WHAT THIS TASK INVOLVES ▸ Which lines below hold the word "name"? Report each one.

------------------------------------

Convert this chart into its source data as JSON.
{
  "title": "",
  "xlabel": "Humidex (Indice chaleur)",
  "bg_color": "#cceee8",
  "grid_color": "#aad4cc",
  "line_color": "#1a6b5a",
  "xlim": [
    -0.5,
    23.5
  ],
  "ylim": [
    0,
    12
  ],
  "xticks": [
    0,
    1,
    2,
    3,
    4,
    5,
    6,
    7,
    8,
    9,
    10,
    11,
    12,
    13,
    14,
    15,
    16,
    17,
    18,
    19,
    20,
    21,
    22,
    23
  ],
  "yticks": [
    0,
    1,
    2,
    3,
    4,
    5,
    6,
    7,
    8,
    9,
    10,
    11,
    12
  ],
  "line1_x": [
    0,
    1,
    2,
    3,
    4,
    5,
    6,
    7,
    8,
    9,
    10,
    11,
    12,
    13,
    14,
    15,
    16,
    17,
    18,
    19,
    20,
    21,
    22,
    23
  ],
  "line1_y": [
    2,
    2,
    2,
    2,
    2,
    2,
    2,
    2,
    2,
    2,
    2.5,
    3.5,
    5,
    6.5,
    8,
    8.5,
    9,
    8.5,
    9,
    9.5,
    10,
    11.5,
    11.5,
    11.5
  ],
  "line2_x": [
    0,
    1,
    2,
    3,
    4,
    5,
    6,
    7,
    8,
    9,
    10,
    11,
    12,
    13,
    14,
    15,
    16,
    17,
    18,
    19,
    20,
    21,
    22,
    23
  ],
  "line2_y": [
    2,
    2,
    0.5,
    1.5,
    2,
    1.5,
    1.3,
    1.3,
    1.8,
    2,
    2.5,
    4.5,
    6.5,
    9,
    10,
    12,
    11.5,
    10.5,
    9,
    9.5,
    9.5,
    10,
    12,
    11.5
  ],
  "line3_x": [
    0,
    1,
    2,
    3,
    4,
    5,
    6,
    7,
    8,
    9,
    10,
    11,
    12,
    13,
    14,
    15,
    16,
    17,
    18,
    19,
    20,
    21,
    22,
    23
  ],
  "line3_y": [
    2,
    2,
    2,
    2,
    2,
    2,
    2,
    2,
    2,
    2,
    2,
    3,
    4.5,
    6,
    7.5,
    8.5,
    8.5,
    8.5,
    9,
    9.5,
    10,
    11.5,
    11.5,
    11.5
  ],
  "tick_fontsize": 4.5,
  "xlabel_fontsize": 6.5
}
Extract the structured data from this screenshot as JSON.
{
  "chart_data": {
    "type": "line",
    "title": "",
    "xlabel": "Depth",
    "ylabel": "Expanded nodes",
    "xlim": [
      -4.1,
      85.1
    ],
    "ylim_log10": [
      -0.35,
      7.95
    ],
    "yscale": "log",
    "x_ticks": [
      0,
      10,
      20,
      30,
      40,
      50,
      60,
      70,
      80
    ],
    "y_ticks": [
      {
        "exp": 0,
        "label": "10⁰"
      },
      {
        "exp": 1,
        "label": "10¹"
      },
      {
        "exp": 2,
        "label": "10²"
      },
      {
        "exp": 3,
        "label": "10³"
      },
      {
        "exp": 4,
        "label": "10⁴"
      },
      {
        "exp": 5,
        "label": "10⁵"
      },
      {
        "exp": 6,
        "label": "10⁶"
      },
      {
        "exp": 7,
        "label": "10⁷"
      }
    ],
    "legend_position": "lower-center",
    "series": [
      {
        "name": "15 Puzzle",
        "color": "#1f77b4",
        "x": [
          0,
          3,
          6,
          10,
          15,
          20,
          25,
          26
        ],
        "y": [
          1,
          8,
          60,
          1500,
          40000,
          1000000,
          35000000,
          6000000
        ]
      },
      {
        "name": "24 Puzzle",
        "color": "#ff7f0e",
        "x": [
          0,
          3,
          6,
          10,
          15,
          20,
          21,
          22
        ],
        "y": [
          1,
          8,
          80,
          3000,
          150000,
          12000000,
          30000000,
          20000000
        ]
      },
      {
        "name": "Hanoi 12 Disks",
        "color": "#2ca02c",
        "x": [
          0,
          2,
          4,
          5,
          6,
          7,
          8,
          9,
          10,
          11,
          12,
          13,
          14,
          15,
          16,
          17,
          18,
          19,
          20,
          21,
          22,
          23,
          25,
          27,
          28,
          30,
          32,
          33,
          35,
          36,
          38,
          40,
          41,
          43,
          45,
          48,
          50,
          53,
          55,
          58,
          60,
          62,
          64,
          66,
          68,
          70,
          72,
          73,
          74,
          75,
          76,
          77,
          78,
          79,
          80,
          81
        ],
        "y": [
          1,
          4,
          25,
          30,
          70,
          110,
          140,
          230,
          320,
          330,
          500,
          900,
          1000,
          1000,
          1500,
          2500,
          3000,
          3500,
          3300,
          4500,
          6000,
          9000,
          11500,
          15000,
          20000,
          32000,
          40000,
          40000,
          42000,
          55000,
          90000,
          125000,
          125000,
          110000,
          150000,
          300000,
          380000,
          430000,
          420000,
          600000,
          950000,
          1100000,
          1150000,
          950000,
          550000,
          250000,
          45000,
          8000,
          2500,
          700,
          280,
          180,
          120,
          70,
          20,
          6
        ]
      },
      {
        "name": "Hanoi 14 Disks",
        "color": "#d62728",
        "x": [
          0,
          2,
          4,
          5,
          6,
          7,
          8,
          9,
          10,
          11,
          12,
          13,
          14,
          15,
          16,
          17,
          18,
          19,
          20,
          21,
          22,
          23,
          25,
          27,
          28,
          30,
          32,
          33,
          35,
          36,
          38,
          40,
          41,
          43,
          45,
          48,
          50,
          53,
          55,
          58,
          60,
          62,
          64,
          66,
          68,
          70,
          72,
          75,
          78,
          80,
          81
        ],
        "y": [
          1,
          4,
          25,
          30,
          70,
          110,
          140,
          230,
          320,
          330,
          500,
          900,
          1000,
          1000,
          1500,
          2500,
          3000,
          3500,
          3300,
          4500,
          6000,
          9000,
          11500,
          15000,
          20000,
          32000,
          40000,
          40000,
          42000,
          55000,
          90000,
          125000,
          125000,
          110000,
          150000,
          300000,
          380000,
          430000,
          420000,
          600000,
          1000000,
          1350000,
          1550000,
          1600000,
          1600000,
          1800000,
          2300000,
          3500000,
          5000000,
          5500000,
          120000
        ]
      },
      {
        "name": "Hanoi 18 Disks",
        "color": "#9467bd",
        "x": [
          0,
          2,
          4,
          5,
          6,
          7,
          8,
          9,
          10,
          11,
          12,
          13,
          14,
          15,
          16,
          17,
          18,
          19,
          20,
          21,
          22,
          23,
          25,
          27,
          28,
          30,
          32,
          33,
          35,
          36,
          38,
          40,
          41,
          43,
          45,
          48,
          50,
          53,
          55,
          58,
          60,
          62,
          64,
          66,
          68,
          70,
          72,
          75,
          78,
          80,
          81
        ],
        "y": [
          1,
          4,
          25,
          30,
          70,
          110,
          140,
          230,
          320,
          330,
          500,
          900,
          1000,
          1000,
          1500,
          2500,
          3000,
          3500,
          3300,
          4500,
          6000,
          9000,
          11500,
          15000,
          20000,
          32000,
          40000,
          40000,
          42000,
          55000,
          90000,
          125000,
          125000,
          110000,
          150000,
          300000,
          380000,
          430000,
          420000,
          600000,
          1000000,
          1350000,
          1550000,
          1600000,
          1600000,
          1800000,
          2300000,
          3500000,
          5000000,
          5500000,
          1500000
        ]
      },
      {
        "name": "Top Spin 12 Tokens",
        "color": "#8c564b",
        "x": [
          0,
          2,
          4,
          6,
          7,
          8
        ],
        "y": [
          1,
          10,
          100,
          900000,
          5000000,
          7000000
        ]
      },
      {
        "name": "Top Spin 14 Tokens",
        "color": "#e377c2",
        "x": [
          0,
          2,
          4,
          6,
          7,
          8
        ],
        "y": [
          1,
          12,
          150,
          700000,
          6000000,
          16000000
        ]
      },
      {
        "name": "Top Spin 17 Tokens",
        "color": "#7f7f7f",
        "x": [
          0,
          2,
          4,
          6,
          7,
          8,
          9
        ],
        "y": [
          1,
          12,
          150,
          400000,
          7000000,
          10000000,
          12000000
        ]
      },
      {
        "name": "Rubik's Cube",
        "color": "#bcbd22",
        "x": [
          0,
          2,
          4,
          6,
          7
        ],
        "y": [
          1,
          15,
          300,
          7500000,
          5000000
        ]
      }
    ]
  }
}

------------------------------------

FINAL RESULT ▸
        "name": "15 Puzzle",
        "name": "24 Puzzle",
        "name": "Hanoi 12 Disks",
        "name": "Hanoi 14 Disks",
        "name": "Hanoi 18 Disks",
        "name": "Top Spin 12 Tokens",
        "name": "Top Spin 14 Tokens",
        "name": "Top Spin 17 Tokens",
        "name": "Rubik's Cube",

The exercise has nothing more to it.